=== STATED TASK ===
Please reproduce all the entries below word for word, leaving out the pictures.

=== WORKING DATA ===
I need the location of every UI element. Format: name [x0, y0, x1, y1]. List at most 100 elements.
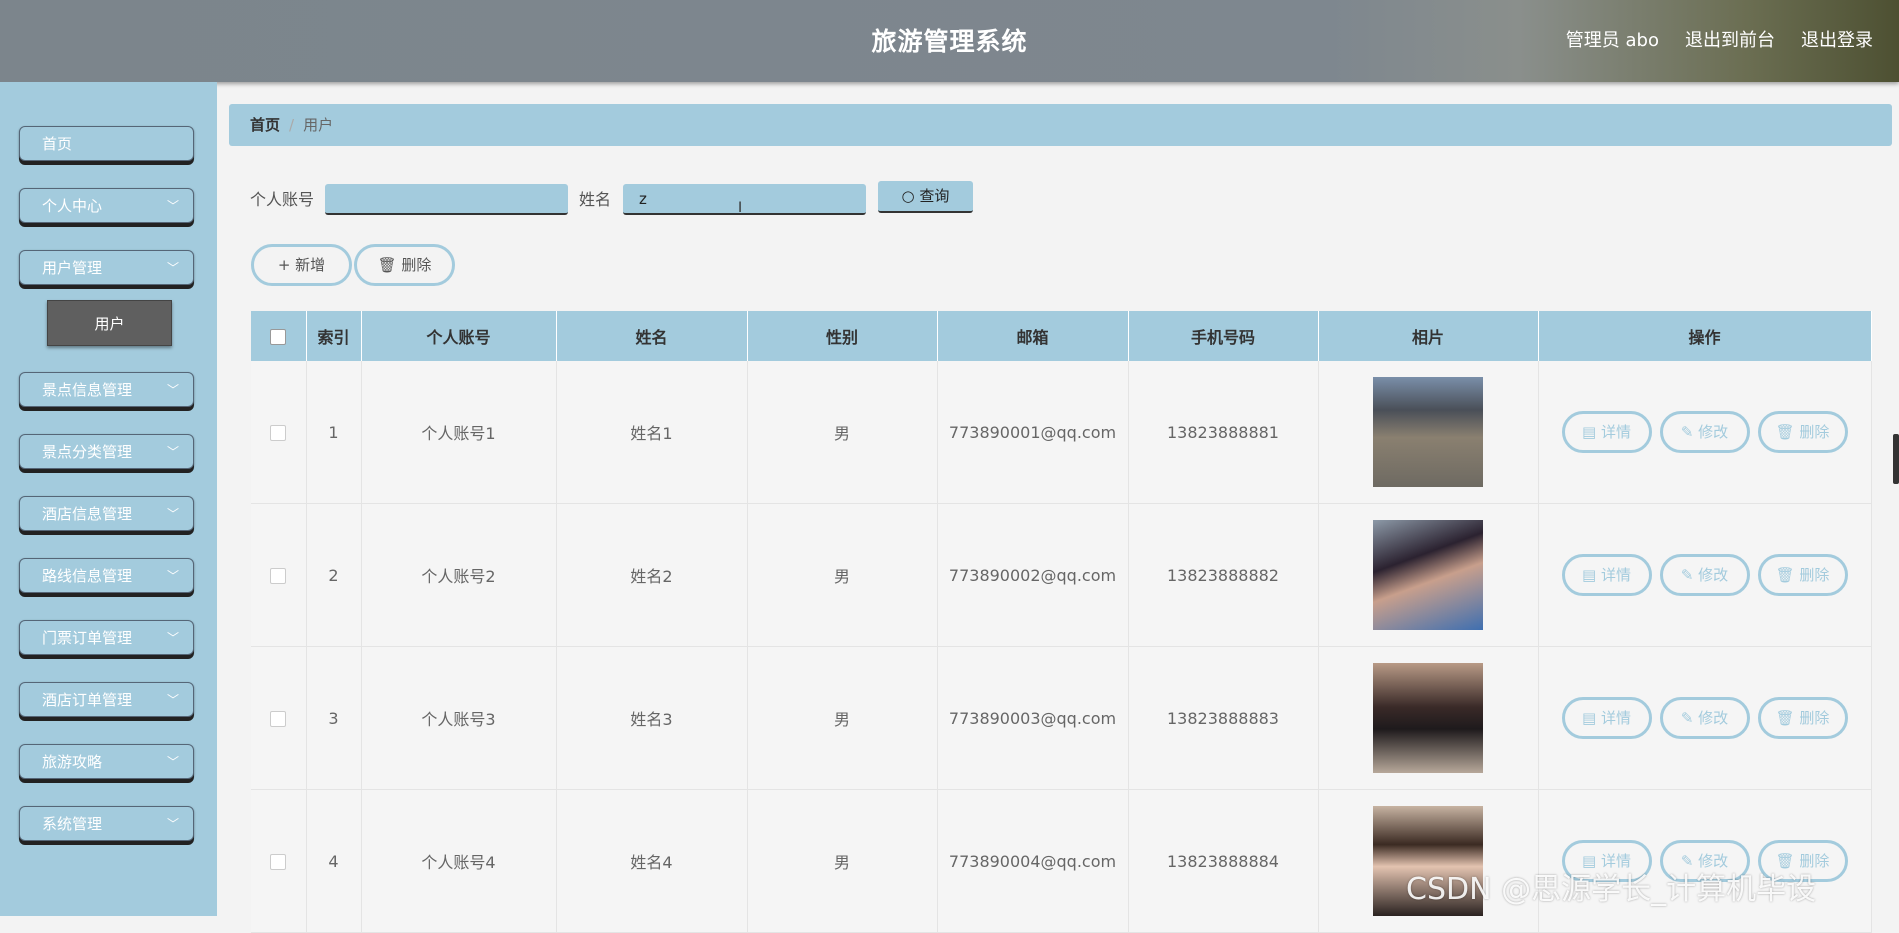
row-checkbox[interactable] — [270, 711, 287, 727]
cell-account: 个人账号2 — [361, 503, 557, 647]
logout-link[interactable]: 退出登录 — [1801, 26, 1873, 52]
name-input-value: z — [639, 190, 647, 208]
sidebar-item-label: 路线信息管理 — [42, 567, 133, 585]
breadcrumb-separator: / — [289, 116, 295, 134]
chevron-down-icon: ﹀ — [166, 383, 179, 397]
sidebar-item-home[interactable]: 首页 — [19, 126, 194, 161]
batch-delete-label: 删除 — [401, 256, 432, 274]
pencil-icon: ✎ — [1680, 423, 1694, 441]
watermark: CSDN @思源学长_计算机毕设 — [1406, 872, 1817, 907]
cell-gender: 男 — [747, 361, 938, 504]
sidebar-item-label: 酒店信息管理 — [42, 505, 133, 523]
sidebar-item-hotel-orders[interactable]: 酒店订单管理 ﹀ — [19, 682, 194, 717]
user-photo[interactable] — [1373, 377, 1483, 487]
exit-to-front-link[interactable]: 退出到前台 — [1685, 26, 1775, 52]
query-button-label: 查询 — [919, 187, 950, 205]
admin-label: 管理员 abo — [1565, 30, 1659, 51]
sidebar-item-label: 首页 — [42, 135, 73, 153]
edit-button[interactable]: ✎ 修改 — [1659, 411, 1750, 453]
cell-email: 773890003@qq.com — [937, 646, 1129, 790]
detail-button-label: 详情 — [1600, 423, 1631, 441]
detail-button[interactable]: ▤ 详情 — [1561, 697, 1652, 739]
breadcrumb-home[interactable]: 首页 — [250, 116, 280, 134]
edit-button-label: 修改 — [1698, 709, 1729, 727]
delete-button[interactable]: 🗑 删除 — [1757, 554, 1848, 596]
top-header: 旅游管理系统 管理员 abo 退出到前台 退出登录 — [0, 0, 1899, 82]
delete-button-label: 删除 — [1799, 423, 1830, 441]
account-search-input[interactable] — [325, 184, 568, 215]
sidebar-item-route-info[interactable]: 路线信息管理 ﹀ — [19, 558, 194, 593]
chevron-down-icon: ﹀ — [166, 569, 179, 583]
table-row: 1 个人账号1 姓名1 男 773890001@qq.com 138238888… — [251, 361, 1872, 504]
cell-account: 个人账号4 — [361, 789, 557, 933]
delete-button-label: 删除 — [1799, 709, 1830, 727]
detail-button-label: 详情 — [1600, 566, 1631, 584]
column-header: 性别 — [747, 311, 938, 361]
cell-gender: 男 — [747, 646, 938, 790]
sidebar-item-hotel-info[interactable]: 酒店信息管理 ﹀ — [19, 496, 194, 531]
user-table: 索引 个人账号 姓名 性别 邮箱 手机号码 相片 操作 1 个人账号1 姓名1 … — [251, 311, 1872, 933]
sidebar-item-system-management[interactable]: 系统管理 ﹀ — [19, 806, 194, 841]
pencil-icon: ✎ — [1680, 566, 1694, 584]
name-search-input[interactable]: z — [623, 184, 866, 215]
table-row: 4 个人账号4 姓名4 男 773890004@qq.com 138238888… — [251, 789, 1872, 933]
query-button[interactable]: ○ 查询 — [878, 181, 973, 213]
cell-phone: 13823888882 — [1128, 503, 1319, 647]
cell-account: 个人账号1 — [361, 361, 557, 504]
batch-delete-button[interactable]: 🗑 删除 — [354, 244, 455, 286]
sidebar-item-personal-center[interactable]: 个人中心 ﹀ — [19, 188, 194, 223]
trash-icon: 🗑 — [377, 256, 397, 274]
sidebar-item-user-management[interactable]: 用户管理 ﹀ — [19, 250, 194, 285]
cell-phone: 13823888884 — [1128, 789, 1319, 933]
chevron-down-icon: ﹀ — [166, 261, 179, 275]
sidebar-subitem-user[interactable]: 用户 — [47, 300, 172, 346]
chevron-down-icon: ﹀ — [166, 445, 179, 459]
cell-phone: 13823888881 — [1128, 361, 1319, 504]
sidebar-item-label: 用户管理 — [42, 259, 103, 277]
sidebar-item-scenic-info[interactable]: 景点信息管理 ﹀ — [19, 372, 194, 407]
trash-icon: 🗑 — [1775, 423, 1795, 441]
edit-button-label: 修改 — [1698, 423, 1729, 441]
select-all-checkbox[interactable] — [270, 329, 287, 345]
chevron-down-icon: ﹀ — [166, 693, 179, 707]
chevron-down-icon: ﹀ — [166, 755, 179, 769]
row-checkbox[interactable] — [270, 568, 287, 584]
add-button[interactable]: + 新增 — [251, 244, 352, 286]
plus-icon: + — [277, 256, 291, 274]
sidebar-item-scenic-category[interactable]: 景点分类管理 ﹀ — [19, 434, 194, 469]
sidebar: 首页 个人中心 ﹀ 用户管理 ﹀ 用户 景点信息管理 ﹀ 景点分类管理 ﹀ 酒店信息管理… — [0, 82, 217, 916]
delete-button[interactable]: 🗑 删除 — [1757, 411, 1848, 453]
column-header: 姓名 — [556, 311, 748, 361]
column-header: 相片 — [1318, 311, 1539, 361]
row-checkbox[interactable] — [270, 854, 287, 870]
chevron-down-icon: ﹀ — [166, 631, 179, 645]
sidebar-item-ticket-orders[interactable]: 门票订单管理 ﹀ — [19, 620, 194, 655]
sidebar-item-label: 旅游攻略 — [42, 753, 103, 771]
user-photo[interactable] — [1373, 663, 1483, 773]
table-header-row: 索引 个人账号 姓名 性别 邮箱 手机号码 相片 操作 — [251, 311, 1872, 361]
detail-button[interactable]: ▤ 详情 — [1561, 554, 1652, 596]
breadcrumb: 首页 / 用户 — [229, 104, 1892, 146]
edit-button[interactable]: ✎ 修改 — [1659, 697, 1750, 739]
column-header: 手机号码 — [1128, 311, 1319, 361]
header-links: 管理员 abo 退出到前台 退出登录 — [1566, 26, 1873, 52]
edit-button[interactable]: ✎ 修改 — [1659, 554, 1750, 596]
edit-button-label: 修改 — [1698, 566, 1729, 584]
detail-button[interactable]: ▤ 详情 — [1561, 411, 1652, 453]
user-photo[interactable] — [1373, 520, 1483, 630]
breadcrumb-current: 用户 — [303, 116, 334, 134]
page-scrollbar[interactable] — [1893, 434, 1899, 484]
sidebar-item-label: 景点分类管理 — [42, 443, 133, 461]
cell-email: 773890004@qq.com — [937, 789, 1129, 933]
cell-account: 个人账号3 — [361, 646, 557, 790]
search-icon: ○ — [901, 187, 915, 205]
sidebar-item-travel-guides[interactable]: 旅游攻略 ﹀ — [19, 744, 194, 779]
column-header: 操作 — [1538, 311, 1872, 361]
cell-name: 姓名2 — [556, 503, 748, 647]
select-all-header[interactable] — [251, 311, 307, 361]
cell-phone: 13823888883 — [1128, 646, 1319, 790]
row-checkbox[interactable] — [270, 425, 287, 441]
name-label: 姓名 — [579, 190, 612, 209]
cell-index: 1 — [306, 361, 362, 504]
delete-button[interactable]: 🗑 删除 — [1757, 697, 1848, 739]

=== REPLY ===
I need the location of every UI element. Format: name [x0, y0, x1, y1]. List at most 100 elements.
row-checkbox[interactable] — [270, 711, 287, 727]
cell-account: 个人账号2 — [361, 503, 557, 647]
logout-link[interactable]: 退出登录 — [1801, 26, 1873, 52]
name-input-value: z — [639, 190, 647, 208]
sidebar-item-label: 路线信息管理 — [42, 567, 133, 585]
breadcrumb-separator: / — [289, 116, 295, 134]
chevron-down-icon: ﹀ — [166, 383, 179, 397]
sidebar-item-home[interactable]: 首页 — [19, 126, 194, 161]
batch-delete-label: 删除 — [401, 256, 432, 274]
pencil-icon: ✎ — [1680, 423, 1694, 441]
watermark: CSDN @思源学长_计算机毕设 — [1406, 872, 1817, 907]
cell-gender: 男 — [747, 361, 938, 504]
sidebar-item-label: 酒店信息管理 — [42, 505, 133, 523]
sidebar-item-hotel-orders[interactable]: 酒店订单管理 ﹀ — [19, 682, 194, 717]
user-photo[interactable] — [1373, 377, 1483, 487]
exit-to-front-link[interactable]: 退出到前台 — [1685, 26, 1775, 52]
query-button-label: 查询 — [919, 187, 950, 205]
admin-label: 管理员 abo — [1565, 30, 1659, 51]
sidebar-item-label: 首页 — [42, 135, 73, 153]
edit-button[interactable]: ✎ 修改 — [1659, 411, 1750, 453]
cell-email: 773890003@qq.com — [937, 646, 1129, 790]
detail-button-label: 详情 — [1600, 423, 1631, 441]
detail-button[interactable]: ▤ 详情 — [1561, 697, 1652, 739]
breadcrumb-home[interactable]: 首页 — [250, 116, 280, 134]
edit-button-label: 修改 — [1698, 709, 1729, 727]
delete-button[interactable]: 🗑 删除 — [1757, 554, 1848, 596]
top-header: 旅游管理系统 管理员 abo 退出到前台 退出登录 — [0, 0, 1899, 82]
delete-button-label: 删除 — [1799, 423, 1830, 441]
account-search-input[interactable] — [325, 184, 568, 215]
sidebar-item-route-info[interactable]: 路线信息管理 ﹀ — [19, 558, 194, 593]
chevron-down-icon: ﹀ — [166, 569, 179, 583]
table-row: 1 个人账号1 姓名1 男 773890001@qq.com 138238888… — [251, 361, 1872, 504]
cell-account: 个人账号4 — [361, 789, 557, 933]
delete-button-label: 删除 — [1799, 709, 1830, 727]
detail-button-label: 详情 — [1600, 566, 1631, 584]
column-header: 性别 — [747, 311, 938, 361]
cell-gender: 男 — [747, 646, 938, 790]
sidebar-item-hotel-info[interactable]: 酒店信息管理 ﹀ — [19, 496, 194, 531]
user-table: 索引 个人账号 姓名 性别 邮箱 手机号码 相片 操作 1 个人账号1 姓名1 … — [251, 311, 1872, 933]
sidebar-item-system-management[interactable]: 系统管理 ﹀ — [19, 806, 194, 841]
pencil-icon: ✎ — [1680, 566, 1694, 584]
name-search-input[interactable]: z — [623, 184, 866, 215]
table-row: 4 个人账号4 姓名4 男 773890004@qq.com 138238888… — [251, 789, 1872, 933]
query-button[interactable]: ○ 查询 — [878, 181, 973, 213]
cell-phone: 13823888882 — [1128, 503, 1319, 647]
cell-account: 个人账号1 — [361, 361, 557, 504]
batch-delete-button[interactable]: 🗑 删除 — [354, 244, 455, 286]
sidebar-item-personal-center[interactable]: 个人中心 ﹀ — [19, 188, 194, 223]
trash-icon: 🗑 — [377, 256, 397, 274]
sidebar-item-user-management[interactable]: 用户管理 ﹀ — [19, 250, 194, 285]
cell-phone: 13823888884 — [1128, 789, 1319, 933]
chevron-down-icon: ﹀ — [166, 261, 179, 275]
sidebar-subitem-user[interactable]: 用户 — [47, 300, 172, 346]
chevron-down-icon: ﹀ — [166, 445, 179, 459]
cell-phone: 13823888881 — [1128, 361, 1319, 504]
sidebar-item-label: 用户管理 — [42, 259, 103, 277]
sidebar-item-scenic-info[interactable]: 景点信息管理 ﹀ — [19, 372, 194, 407]
trash-icon: 🗑 — [1775, 423, 1795, 441]
edit-button-label: 修改 — [1698, 423, 1729, 441]
select-all-checkbox[interactable] — [270, 329, 287, 345]
chevron-down-icon: ﹀ — [166, 693, 179, 707]
chevron-down-icon: ﹀ — [166, 755, 179, 769]
row-checkbox[interactable] — [270, 568, 287, 584]
add-button[interactable]: + 新增 — [251, 244, 352, 286]
plus-icon: + — [277, 256, 291, 274]
sidebar-item-scenic-category[interactable]: 景点分类管理 ﹀ — [19, 434, 194, 469]
sidebar: 首页 个人中心 ﹀ 用户管理 ﹀ 用户 景点信息管理 ﹀ 景点分类管理 ﹀ 酒店信息管理… — [0, 82, 217, 916]
delete-button[interactable]: 🗑 删除 — [1757, 411, 1848, 453]
column-header: 姓名 — [556, 311, 748, 361]
column-header: 相片 — [1318, 311, 1539, 361]
row-checkbox[interactable] — [270, 854, 287, 870]
chevron-down-icon: ﹀ — [166, 631, 179, 645]
sidebar-item-ticket-orders[interactable]: 门票订单管理 ﹀ — [19, 620, 194, 655]
sidebar-item-label: 旅游攻略 — [42, 753, 103, 771]
user-photo[interactable] — [1373, 663, 1483, 773]
table-header-row: 索引 个人账号 姓名 性别 邮箱 手机号码 相片 操作 — [251, 311, 1872, 361]
detail-button[interactable]: ▤ 详情 — [1561, 554, 1652, 596]
breadcrumb: 首页 / 用户 — [229, 104, 1892, 146]
edit-button[interactable]: ✎ 修改 — [1659, 697, 1750, 739]
column-header: 手机号码 — [1128, 311, 1319, 361]
header-links: 管理员 abo 退出到前台 退出登录 — [1566, 26, 1873, 52]
edit-button[interactable]: ✎ 修改 — [1659, 554, 1750, 596]
edit-button-label: 修改 — [1698, 566, 1729, 584]
detail-button[interactable]: ▤ 详情 — [1561, 411, 1652, 453]
user-photo[interactable] — [1373, 520, 1483, 630]
breadcrumb-current: 用户 — [303, 116, 334, 134]
page-scrollbar[interactable] — [1893, 434, 1899, 484]
sidebar-item-label: 景点分类管理 — [42, 443, 133, 461]
cell-email: 773890004@qq.com — [937, 789, 1129, 933]
cell-account: 个人账号3 — [361, 646, 557, 790]
search-icon: ○ — [901, 187, 915, 205]
sidebar-item-travel-guides[interactable]: 旅游攻略 ﹀ — [19, 744, 194, 779]
column-header: 操作 — [1538, 311, 1872, 361]
cell-name: 姓名2 — [556, 503, 748, 647]
select-all-header[interactable] — [251, 311, 307, 361]
cell-phone: 13823888883 — [1128, 646, 1319, 790]
row-checkbox[interactable] — [270, 425, 287, 441]
name-label: 姓名 — [579, 190, 612, 209]
cell-index: 1 — [306, 361, 362, 504]
delete-button[interactable]: 🗑 删除 — [1757, 697, 1848, 739]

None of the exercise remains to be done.